_DOCUMENT_.

########

Marlow’s interest in Kurtz stems from the latter’s successful integration into the texture of the life in the Congo world, from the western point of view, successful as an ivory trader; the man worshipped by the natives and even in death bed, woefully listing the grand plans he had in his African mission. The more Marlow penetrates into the prehistoric earth, the more remote he becomes from the western world he knows and the dark world of the forested shores that he does not know; the only goal seeming ‘real’ to him is the figure of Kurtz in the Inner Station. The attack through the fog opens questions about the ironic contrast in the conduct between the violent pilgrims and the dignified native-crew. The funeral of the helmsman indicates a point of no-return for Marlow, though he becomes disheartened at the thought of Kurtz’ probable death and never getting to meet the intriguing legend. The blood-soaked shoes thrown overboard are symbolic of Marlow’s shedding his western reserves to plunge even deeper into the heart of the darkness he aspired to comprehend.
The actual meeting with the withered bald, as Marlow says, “disinterred” (121) Kurtz after several second-hand information and mystery hyped up about him is an anti-climax; almost akin to the myth and image created by the white explorers who come as Company men to trade, are hailed as messiahs of civilization by the Western society, and prove their evil facets of their gilded persona in the loneliness of the wild Congo basin. Kurtz symbolizes the aberrant for the Company policy, therefore set up as the scapegoat by the hypocritical ‘pilgrims’; to Marlow, he is the better choice of two nightmares, distancing himself from the Company men as he aligns with Kurtz; to the harlequin Russian, Kurtz is the epitome of knowledge, an eccentric god provoking admiration and awe. Kurtz becomes for Conrad the living illustration of what ‘civilized’ man can regress into, without the watchdog presence of the social and moral policing of the European world. Marlow narrates to his companions on the Thames:
You should have heard him say, ‘My ivory.’ Oh, yes, I heard him. ‘My Intended, my ivory, my station, my river, my — ‘ everything belonged to him… Everything belonged to him — but that was a trifle. The thing was to know what he belonged to, how many powers of darkness claimed him for their own… He had taken a high seat amongst the devils of the land — I mean literally. You can’t understand… how can you imagine what particular region of the first ages a man’s untrammelled feet may take him into by the way of solitude — utter solitude without a policeman — by the way of silence — utter silence, where no warning voice of a kind neighbour can be heard whispering of public opinion? These little things make all the great difference. When they are gone you must fall back upon your own innate strength, upon your own capacity for faithfulness.
(Conrad 121-122)
The irony of the altruistic myth of imperialism was heightened by the fact that Kurtz was the representative of the International Society for the Suppression of Savage Customs as his eloquent seventeen-page report attested, before “his nerves, went wrong” ( Conrad 123). The manifestation of the grotesque ornamental skulls entails a close look at the cruel actuality of the jungle existence.

########

_LISTED RECORDS_.
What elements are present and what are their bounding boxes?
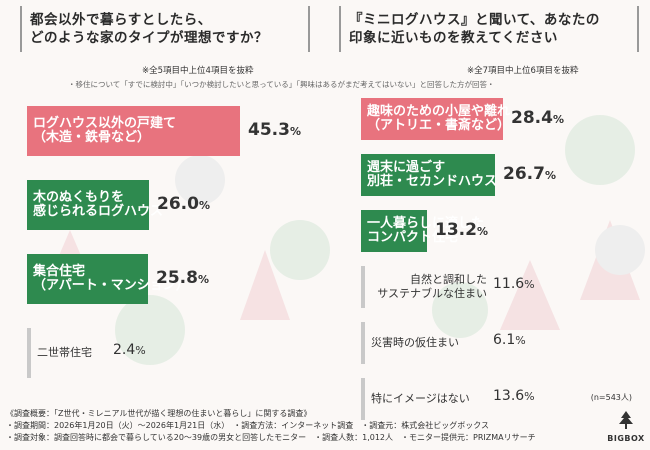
left-bar-3-label-1: 集合住宅 xyxy=(33,264,86,279)
tree-logo-icon xyxy=(619,411,633,429)
right-bar-2-label-2: 別荘・セカンドハウス xyxy=(367,174,498,189)
left-bar-2: 木のぬくもりを 感じられるログハウス xyxy=(27,180,164,230)
right-bar-6-label-1: 特にイメージはない xyxy=(371,392,470,405)
respondent-note: ・移住について「すでに検討中」「いつか検討したいと思っている」「興味はあるがまだ… xyxy=(68,80,495,89)
left-bar-4: 二世帯住宅 xyxy=(27,328,107,378)
left-bar-3-value: 25.8% xyxy=(156,268,209,288)
right-bar-5-label-1: 災害時の仮住まい xyxy=(371,336,459,349)
right-bar-6-value: 13.6% xyxy=(493,388,535,404)
footer-line-1: 《調査概要：「Z世代・ミレニアル世代が描く理想の住まいと暮らし」に関する調査》 xyxy=(6,409,312,418)
right-bar-6: 特にイメージはない xyxy=(361,378,487,420)
left-bar-1: ログハウス以外の戸建て （木造・鉄骨など） xyxy=(27,106,240,156)
right-bar-1: 趣味のための小屋や離れ （アトリエ・書斎など） xyxy=(361,98,511,140)
left-bar-2-value: 26.0% xyxy=(157,194,210,214)
left-subtitle: ※全5項目中上位4項目を抜粋 xyxy=(142,66,254,76)
left-bar-2-label-2: 感じられるログハウス xyxy=(33,204,164,219)
left-bar-2-label-1: 木のぬくもりを xyxy=(33,190,125,205)
left-bar-3-label-2: （アパート・マンション） xyxy=(33,278,189,293)
right-bar-2-value: 26.7% xyxy=(503,164,556,184)
right-bar-1-value: 28.4% xyxy=(511,108,564,128)
right-bar-4: 自然と調和した サステナブルな住まい xyxy=(361,266,487,308)
right-bar-4-label-1: 自然と調和した xyxy=(410,273,487,286)
left-bar-4-label-1: 二世帯住宅 xyxy=(37,346,92,359)
right-bar-2: 週末に過ごす 別荘・セカンドハウス xyxy=(361,154,498,196)
right-bar-3: 一人暮らしに適した コンパクト住宅 xyxy=(361,210,485,252)
right-bar-1-label-2: （アトリエ・書斎など） xyxy=(367,118,511,133)
left-bar-1-label-1: ログハウス以外の戸建て xyxy=(33,116,177,131)
footer-line-3: ・調査対象：調査回答時に都会で暮らしている20〜39歳の男女と回答したモニター … xyxy=(6,433,536,442)
right-bar-4-value: 11.6% xyxy=(493,276,535,292)
right-bar-3-label-2: コンパクト住宅 xyxy=(367,230,459,245)
left-bar-3: 集合住宅 （アパート・マンション） xyxy=(27,254,189,304)
footer-line-2: ・調査期間：2026年1月20日（火）〜2026年1月21日（水） ・調査方法：… xyxy=(6,421,490,430)
right-chart-title: 『ミニログハウス』と聞いて、あなたの 印象に近いものを教えてください xyxy=(339,6,639,52)
right-bar-5: 災害時の仮住まい xyxy=(361,322,487,364)
right-bar-4-label-2: サステナブルな住まい xyxy=(377,287,487,300)
left-bar-1-value: 45.3% xyxy=(248,120,301,140)
left-bar-1-label-2: （木造・鉄骨など） xyxy=(33,130,151,145)
bigbox-logo: BIGBOX xyxy=(606,410,646,443)
sample-size: (n=543人) xyxy=(590,393,632,402)
right-subtitle: ※全7項目中上位6項目を抜粋 xyxy=(467,66,579,76)
right-bar-1-label-1: 趣味のための小屋や離れ xyxy=(367,104,511,119)
left-chart-title: 都会以外で暮らすとしたら、 どのような家のタイプが理想ですか？ xyxy=(20,6,310,52)
left-bar-4-value: 2.4% xyxy=(113,342,146,358)
right-bar-2-label-1: 週末に過ごす xyxy=(367,160,446,175)
right-bar-5-value: 6.1% xyxy=(493,332,526,348)
right-bar-3-value: 13.2% xyxy=(435,220,488,240)
right-bar-3-label-1: 一人暮らしに適した xyxy=(367,216,485,231)
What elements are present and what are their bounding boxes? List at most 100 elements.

########

_DIRECTIONS FOR THIS TASK_.
Translate this sentence from the essay on Kurtz into Spanish: "Kurtz becomes for Conrad the living illustration of what ‘civilized’ man can regress into, without the watchdog presence of the social and moral policing of the European world."

_COMPLETE OUTPUT_.
Kurtz se convierte para Conrad en la ilustración viva de aquello en lo que el hombre ‘civilizado’ puede retroceder, sin la presencia vigilante del control social y moral del mundo europeo.